[Dataset entries]
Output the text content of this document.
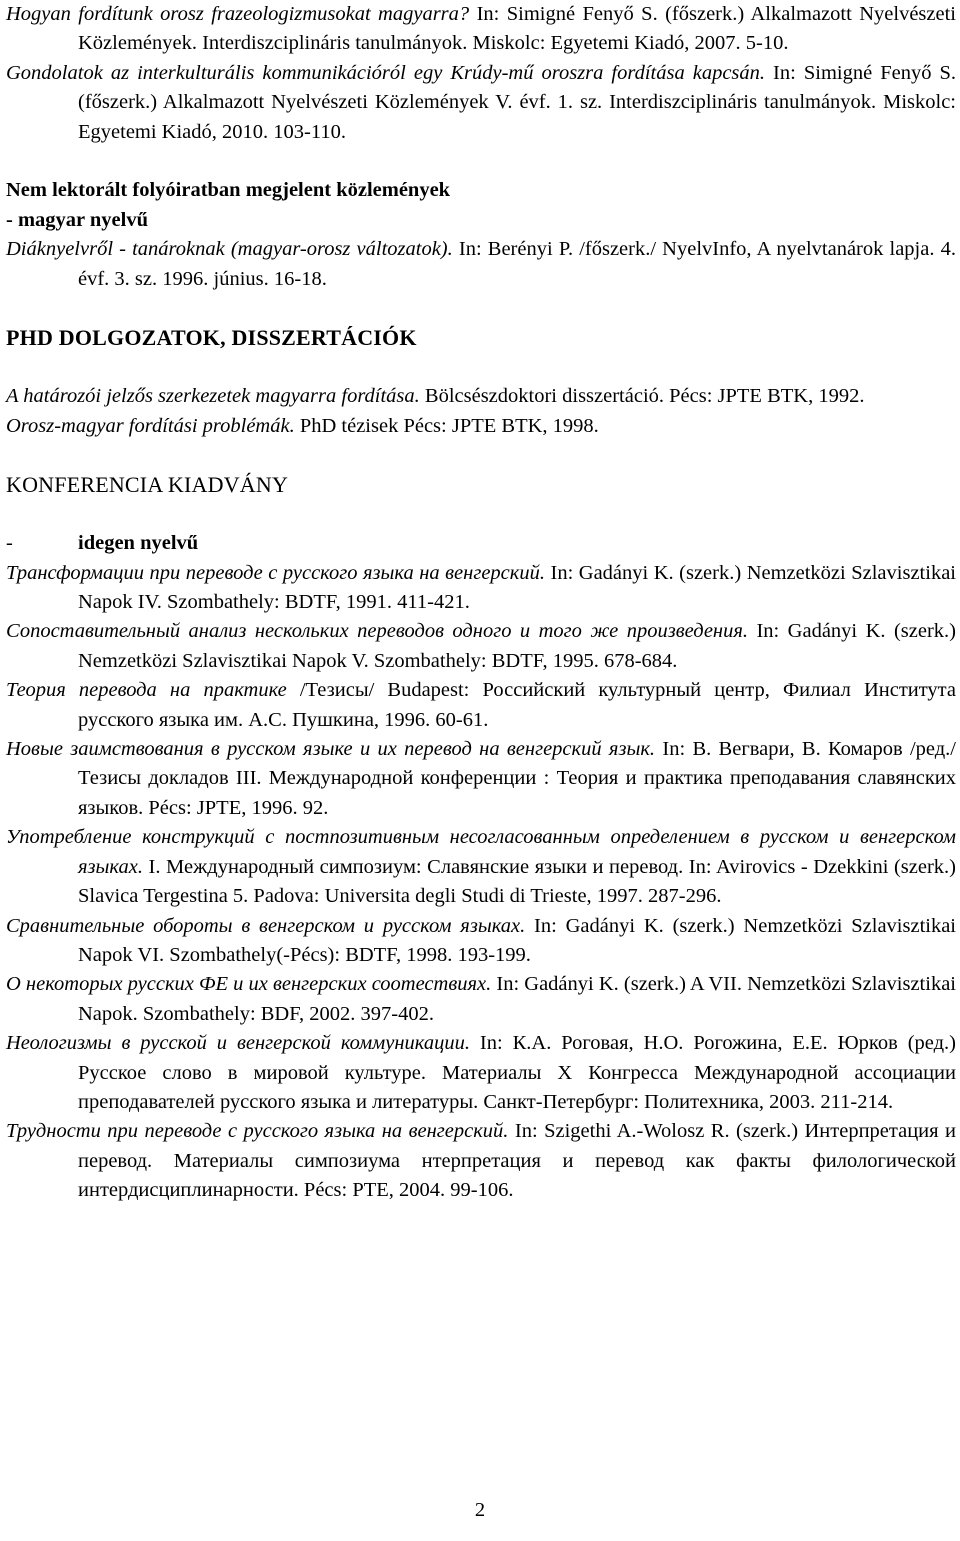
Hogyan fordítunk orosz frazeologizmusokat magyarra? In: Simigné Fenyő S. (főszerk.) Alkalmazott Nyelvészeti Közlemények. Interdiszciplináris tanulmányok. Miskolc: Egyetemi Kiadó, 2007. 5-10.

Gondolatok az interkulturális kommunikációról egy Krúdy-mű oroszra fordítása kapcsán. In: Simigné Fenyő S. (főszerk.) Alkalmazott Nyelvészeti Közlemények V. évf. 1. sz. Interdiszciplináris tanulmányok. Miskolc: Egyetemi Kiadó, 2010. 103-110.

Nem lektorált folyóiratban megjelent közlemények

- magyar nyelvű

Diáknyelvről - tanároknak (magyar-orosz változatok). In: Berényi P. /főszerk./ NyelvInfo, A nyelvtanárok lapja. 4. évf. 3. sz. 1996. június. 16-18.

PHD DOLGOZATOK, DISSZERTÁCIÓK

A határozói jelzős szerkezetek magyarra fordítása. Bölcsészdoktori disszertáció. Pécs: JPTE BTK, 1992.

Orosz-magyar fordítási problémák. PhD tézisek Pécs: JPTE BTK, 1998.

KONFERENCIA KIADVÁNY

-	idegen nyelvű

Трансформации при переводе с русского языка на венгерский. In: Gadányi K. (szerk.) Nemzetközi Szlavisztikai Napok IV. Szombathely: BDTF, 1991. 411-421.

Сопоставительный анализ нескольких переводов одного и того же произведения. In: Gadányi K. (szerk.) Nemzetközi Szlavisztikai Napok V. Szombathely: BDTF, 1995. 678-684.

Теория перевода на практике /Тезисы/ Budapest: Российский культурный центр, Филиал Института русского языка им. А.С. Пушкина, 1996. 60-61.

Новые заимствования в русском языке и их перевод на венгерский язык. In: В. Вегвари, В. Комаров /ред./ Тезисы докладов III. Международной конференции : Теория и практика преподавания славянских языков. Pécs: JPTE, 1996. 92.

Употребление конструкций с постпозитивным несогласованным определением в русском и венгерском языках. I. Международный симпозиум: Славянские языки и перевод. In: Avirovics - Dzekkini (szerk.) Slavica Tergestina 5. Padova: Universita degli Studi di Trieste, 1997. 287-296.

Сравнительные обороты в венгерском и русском языках. In: Gadányi K. (szerk.) Nemzetközi Szlavisztikai Napok VI. Szombathely(-Pécs): BDTF, 1998. 193-199.

О некоторых русских ФЕ и их венгерских соотествиях. In: Gadányi K. (szerk.) A VII. Nemzetközi Szlavisztikai Napok. Szombathely: BDF, 2002. 397-402.

Неологизмы в русской и венгерской коммуникации. In: К.А. Роговая, Н.О. Рогожина, Е.Е. Юрков (ред.) Русское слово в мировой культуре. Материалы X Конгресса Международной ассоциации преподавателей русского языка и литературы. Санкт-Петербург: Политехника, 2003. 211-214.

Трудности при переводе с русского языка на венгерский. In: Szigethi A.-Wolosz R. (szerk.) Интерпретация и перевод. Материалы симпозиума нтерпретация и перевод как факты филологической интердисциплинарности. Pécs: PTE, 2004. 99-106.

2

- **What is required**
Looking at the material above, count the lines that hold "tanulmányok" and give the total alone.

- **Solution to the exercise**
2